*** Extract provided

Re: Storage array advice anyone?

From: Martic Zoran <zoran_martic_at_yahoo.com>
Date: Thu, 16 Dec 2004 01:44:18 -0800 (PST)
Message-ID: <20041216094418.33436.qmail@web52605.mail.yahoo.com>

Hi Matthew,

What you said is very true.
There are so many dimensions to cope with in the decision what to do/buy:

- money (HW/SW, support, ..)
- SLA (performance)
- compatibility
- knwoledge
- ...

> The performance argument simply doesn't stand up as
> an absolute
> anymore.

I have read a lot, and still using the www.baarf.com arguments agaiinst RAID F.
If somebody can explain to me that next scenario can be better covered by any available RAID F technology on the market.
You mentioned 14 drive RAID 6 and 14 drive RAID 10. It looks as more interesting then comparing 5 drives for RAID-5 and 4 drives for RAID-10.

What I am facing (probably because of my luck of knowledge and/or not enough info from storage vendors) is this:
I know that Oracle is tending to write to the I/O subsystem in that way to have nice average load to it (DBWR - MTTR, not considering log writing). Then we designed the system to do something and we somehow calculate/test the I/O throughput of 400 8k db blocks to the system per second.
This is what I/O subsystem should resist.

Would you Matthew or anybody tell me now any array/disk/SAN/NAS real configuration where RAID F will be better then RAID 1 in at least one criteria: performance and/or availability?
You can even consider changing 400 by any mumber N.

I know the data I provided is maybe not covering all. You can explain even the conditions where RAID 5 will be better: like these 400 db blocks writes are not all small writes, whatever, ...

Also, I am here much more aware of write operations then read ones for the simplicity.
If I am missing something to mention let me know.

I am waiting to read your book Matthew.
Was not impressed with Rampant one, too much copy/paste from everywhere without real test examples.

Thanks in advance,
Zoran

Matthew Zito <mzito_at_gridapp.com> wrote:

>
> This is the sort of issue that comes up often on
> oracle-l - in a
> nutshell, "Is raid 5 acceptable for database
> workloads". There's a lot
> of great writing that has been done on the subject,
> but the tragedy is
> that a lot of it is very very old, and could stand a
> rewrite. I cover
> some of these topics in my forthcoming storage book
> from o'reilly
> (*plug* *plug*), but my overall opinion is that if
> you can afford the
> utilization penalty for RAID-10, then you should
> take it every time.
>
> However, RAID-F is not the terrible thing its made
> out to be. The
> things that, in my opinion, have significantly
> changed the landscape
> for parity-protected RAID levels:
>
> -RAID-6 (aka RAID-DP) - basically adding an extra
> parity disk for very
> large RAID-5 sets to allow you to suffer three disk
> failures before
> data loss occurs (that is, data loss occurs on the
> third disk that
> dies).

******

Resume the storage array thread right after its last line and keep writing it.

*** Records provided

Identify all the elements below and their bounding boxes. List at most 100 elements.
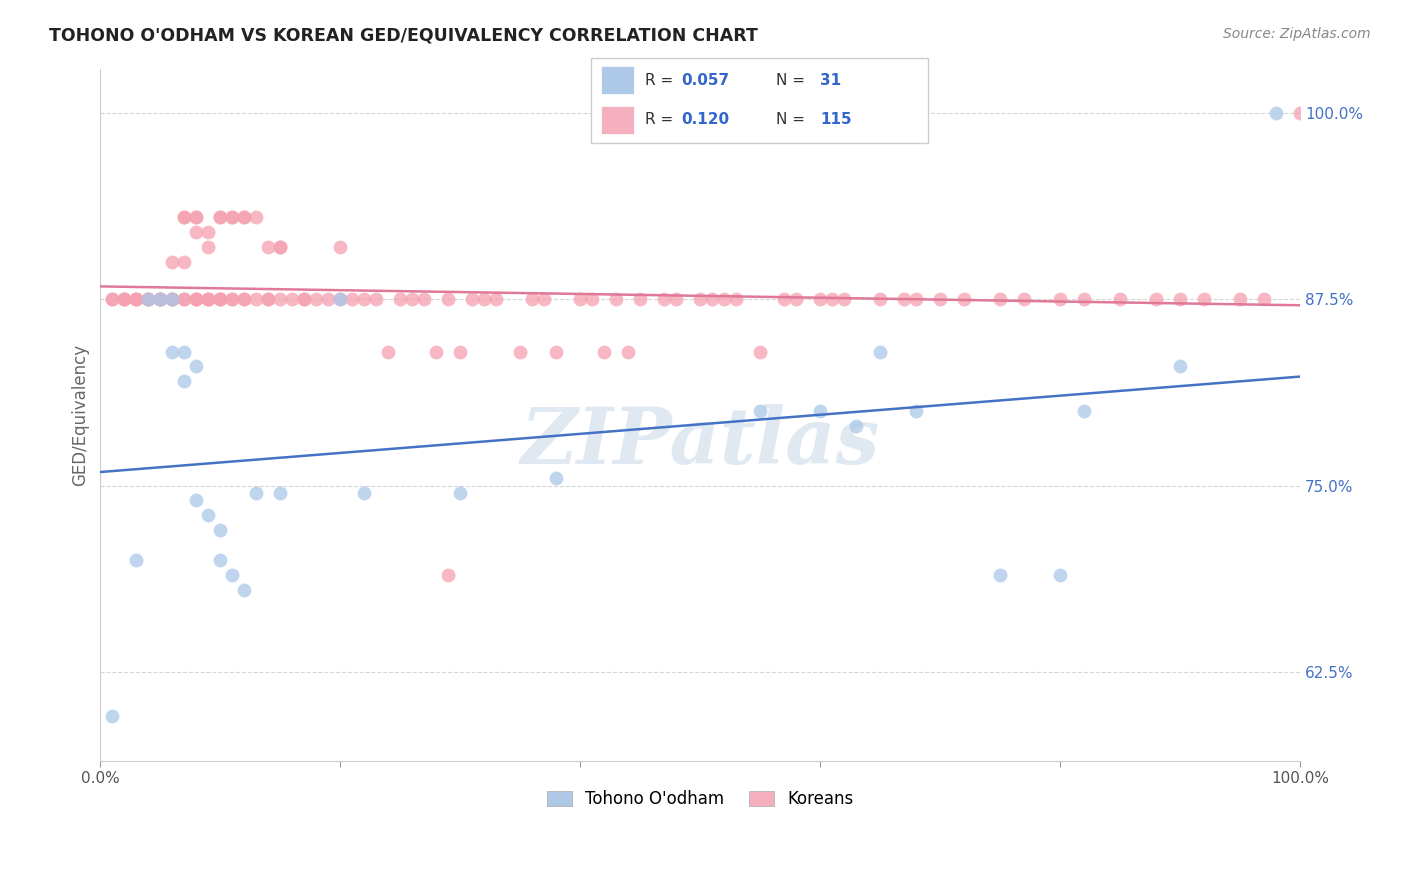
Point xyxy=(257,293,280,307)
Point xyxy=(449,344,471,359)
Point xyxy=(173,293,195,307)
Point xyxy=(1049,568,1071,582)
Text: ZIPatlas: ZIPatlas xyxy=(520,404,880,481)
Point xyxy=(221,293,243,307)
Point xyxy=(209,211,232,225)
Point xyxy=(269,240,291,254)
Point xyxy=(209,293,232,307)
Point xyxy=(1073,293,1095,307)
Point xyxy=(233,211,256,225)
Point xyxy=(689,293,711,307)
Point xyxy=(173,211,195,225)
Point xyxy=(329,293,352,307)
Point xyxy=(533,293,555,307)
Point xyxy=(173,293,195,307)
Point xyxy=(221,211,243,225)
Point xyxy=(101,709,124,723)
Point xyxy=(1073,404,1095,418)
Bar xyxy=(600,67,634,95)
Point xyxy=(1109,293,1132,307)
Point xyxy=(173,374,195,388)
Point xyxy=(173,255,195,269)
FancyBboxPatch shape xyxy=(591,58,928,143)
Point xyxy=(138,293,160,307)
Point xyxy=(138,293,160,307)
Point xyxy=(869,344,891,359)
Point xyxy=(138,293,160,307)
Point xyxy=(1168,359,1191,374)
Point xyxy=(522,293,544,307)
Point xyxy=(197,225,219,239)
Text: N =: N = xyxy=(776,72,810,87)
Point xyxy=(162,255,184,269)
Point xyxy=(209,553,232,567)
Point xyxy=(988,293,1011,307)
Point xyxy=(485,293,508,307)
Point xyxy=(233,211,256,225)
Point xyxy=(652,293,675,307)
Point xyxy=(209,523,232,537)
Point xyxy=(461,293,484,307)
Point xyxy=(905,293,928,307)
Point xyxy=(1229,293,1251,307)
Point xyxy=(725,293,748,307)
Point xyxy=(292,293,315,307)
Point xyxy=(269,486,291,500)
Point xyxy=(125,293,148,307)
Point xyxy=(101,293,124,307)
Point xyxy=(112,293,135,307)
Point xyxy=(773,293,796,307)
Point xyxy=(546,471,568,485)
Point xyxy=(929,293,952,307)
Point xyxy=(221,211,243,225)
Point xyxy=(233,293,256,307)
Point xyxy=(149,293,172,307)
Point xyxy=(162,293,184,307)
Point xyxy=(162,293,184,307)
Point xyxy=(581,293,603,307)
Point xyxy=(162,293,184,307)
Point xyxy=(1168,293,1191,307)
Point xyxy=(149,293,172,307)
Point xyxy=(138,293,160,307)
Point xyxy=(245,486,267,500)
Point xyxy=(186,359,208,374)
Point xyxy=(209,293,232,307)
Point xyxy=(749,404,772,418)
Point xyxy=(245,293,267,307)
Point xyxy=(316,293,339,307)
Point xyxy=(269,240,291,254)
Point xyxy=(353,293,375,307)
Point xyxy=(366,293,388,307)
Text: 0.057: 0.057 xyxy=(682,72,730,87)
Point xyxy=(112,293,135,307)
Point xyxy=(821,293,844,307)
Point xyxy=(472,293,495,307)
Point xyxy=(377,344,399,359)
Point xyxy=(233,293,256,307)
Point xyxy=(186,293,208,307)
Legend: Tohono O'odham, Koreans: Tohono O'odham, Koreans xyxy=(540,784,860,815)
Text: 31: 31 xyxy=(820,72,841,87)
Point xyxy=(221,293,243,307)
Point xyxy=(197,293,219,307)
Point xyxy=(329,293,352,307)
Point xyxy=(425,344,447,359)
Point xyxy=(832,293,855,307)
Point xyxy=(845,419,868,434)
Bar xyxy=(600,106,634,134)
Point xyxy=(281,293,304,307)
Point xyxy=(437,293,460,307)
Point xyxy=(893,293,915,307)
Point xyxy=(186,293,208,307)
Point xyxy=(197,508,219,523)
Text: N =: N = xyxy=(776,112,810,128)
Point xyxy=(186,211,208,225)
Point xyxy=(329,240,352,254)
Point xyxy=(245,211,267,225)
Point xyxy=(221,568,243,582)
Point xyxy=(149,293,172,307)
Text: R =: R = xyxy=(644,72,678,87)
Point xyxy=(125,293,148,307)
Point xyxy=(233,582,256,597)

******
*** Records provided

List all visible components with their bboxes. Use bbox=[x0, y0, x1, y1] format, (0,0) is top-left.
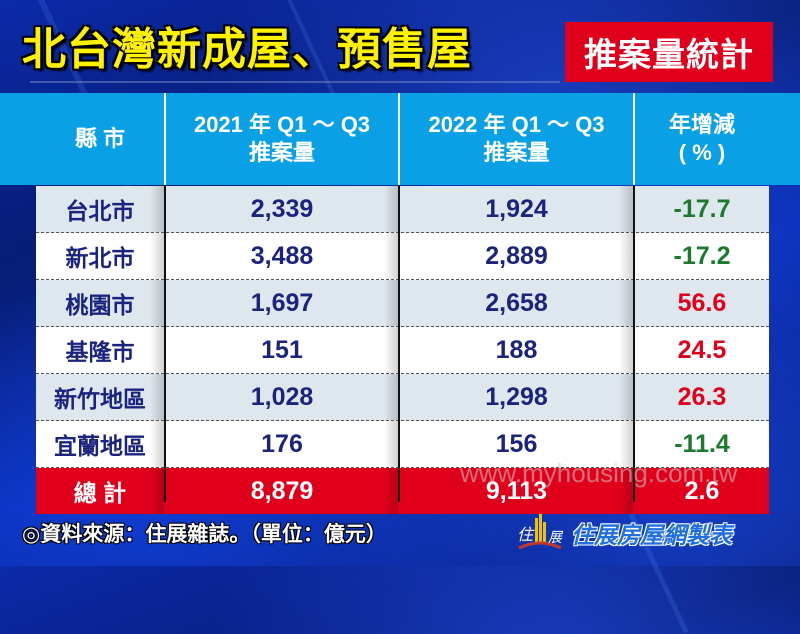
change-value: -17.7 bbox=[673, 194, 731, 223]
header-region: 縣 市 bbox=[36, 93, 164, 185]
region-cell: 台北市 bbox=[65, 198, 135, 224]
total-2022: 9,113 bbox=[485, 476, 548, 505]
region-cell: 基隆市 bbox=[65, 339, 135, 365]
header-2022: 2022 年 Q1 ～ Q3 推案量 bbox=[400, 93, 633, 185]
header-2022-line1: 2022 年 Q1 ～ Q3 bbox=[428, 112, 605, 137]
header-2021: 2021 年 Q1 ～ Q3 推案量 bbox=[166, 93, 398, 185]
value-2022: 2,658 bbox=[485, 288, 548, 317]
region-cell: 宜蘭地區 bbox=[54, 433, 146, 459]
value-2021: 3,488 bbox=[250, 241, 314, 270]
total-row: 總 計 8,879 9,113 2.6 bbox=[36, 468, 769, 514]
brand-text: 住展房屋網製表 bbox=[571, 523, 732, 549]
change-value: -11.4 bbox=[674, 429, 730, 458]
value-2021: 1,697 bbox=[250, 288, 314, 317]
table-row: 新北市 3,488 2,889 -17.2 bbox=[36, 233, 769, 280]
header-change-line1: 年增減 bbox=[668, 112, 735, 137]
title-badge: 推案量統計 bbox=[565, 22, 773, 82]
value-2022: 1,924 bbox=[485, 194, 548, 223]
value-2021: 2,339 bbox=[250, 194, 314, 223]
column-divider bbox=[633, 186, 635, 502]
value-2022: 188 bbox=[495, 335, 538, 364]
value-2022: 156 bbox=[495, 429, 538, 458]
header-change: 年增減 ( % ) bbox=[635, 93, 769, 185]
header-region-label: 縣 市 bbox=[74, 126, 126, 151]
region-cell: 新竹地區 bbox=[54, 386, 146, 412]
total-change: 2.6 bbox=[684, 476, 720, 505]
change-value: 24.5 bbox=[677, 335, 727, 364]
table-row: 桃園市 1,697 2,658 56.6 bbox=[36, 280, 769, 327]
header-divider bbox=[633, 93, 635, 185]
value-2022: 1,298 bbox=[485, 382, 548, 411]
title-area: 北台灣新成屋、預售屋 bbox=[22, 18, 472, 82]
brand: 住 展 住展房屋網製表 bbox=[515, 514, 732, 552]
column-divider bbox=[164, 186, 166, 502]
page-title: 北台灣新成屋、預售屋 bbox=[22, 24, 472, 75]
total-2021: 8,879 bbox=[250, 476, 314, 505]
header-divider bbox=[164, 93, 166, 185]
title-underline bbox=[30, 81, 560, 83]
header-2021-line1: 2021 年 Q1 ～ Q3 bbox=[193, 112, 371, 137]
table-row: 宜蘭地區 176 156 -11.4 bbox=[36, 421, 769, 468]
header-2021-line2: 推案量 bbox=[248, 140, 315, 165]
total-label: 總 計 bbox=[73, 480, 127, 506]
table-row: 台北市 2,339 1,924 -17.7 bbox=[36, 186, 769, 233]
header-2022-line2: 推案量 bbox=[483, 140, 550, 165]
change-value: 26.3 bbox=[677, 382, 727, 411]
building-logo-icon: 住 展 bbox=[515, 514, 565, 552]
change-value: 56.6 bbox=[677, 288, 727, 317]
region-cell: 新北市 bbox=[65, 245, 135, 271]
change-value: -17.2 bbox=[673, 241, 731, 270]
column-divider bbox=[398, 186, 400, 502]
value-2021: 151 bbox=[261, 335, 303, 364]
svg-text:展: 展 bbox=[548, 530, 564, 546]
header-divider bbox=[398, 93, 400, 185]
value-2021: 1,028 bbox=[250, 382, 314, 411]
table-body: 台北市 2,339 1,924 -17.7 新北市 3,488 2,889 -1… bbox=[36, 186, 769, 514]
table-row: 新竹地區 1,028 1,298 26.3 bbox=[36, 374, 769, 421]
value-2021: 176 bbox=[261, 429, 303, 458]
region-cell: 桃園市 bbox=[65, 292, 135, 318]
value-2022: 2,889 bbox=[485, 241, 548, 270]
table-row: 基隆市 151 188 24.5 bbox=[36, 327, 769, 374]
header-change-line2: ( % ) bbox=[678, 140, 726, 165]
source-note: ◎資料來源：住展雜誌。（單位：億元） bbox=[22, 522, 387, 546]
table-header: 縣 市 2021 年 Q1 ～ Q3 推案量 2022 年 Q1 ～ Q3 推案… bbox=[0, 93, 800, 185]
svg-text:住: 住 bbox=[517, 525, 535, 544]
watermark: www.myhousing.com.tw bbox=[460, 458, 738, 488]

******

● Answer to the problem:
> -Virtualization/abstraction of storage objects -
> when the LUN you are
> sending I/Os to is comprised of chunks from 50
> different spindles from
> 10 different RAID-5 groups, the performance is
> excellent. Another
> example of this is HSM allowing for infrequently
> used blocks to be
> "paged" out to RAID-5/6 devices with the
> high-performance blocks
> remaining on RAID-10. Yet another example is
> "third-mirror" or BCV or
> Shadow Copy (whatever the vendor term of the week
> is) for a
> point-in-time copy of your database - but that
> addresses the
> recoverability issue, not so much the availability
> issue
> -Predictive failure analysis - basically, most
> drives soft fail and
> throw errors before they hard fail (head crash,
> etc.). More modern
> disk arrays will preemptively bring in a hot spare
> to replace a drive
> that has had more than a certain number of errors.
> Reconstruction
> occurs directly from the dying disk until it is not
> responding properly
> anymore.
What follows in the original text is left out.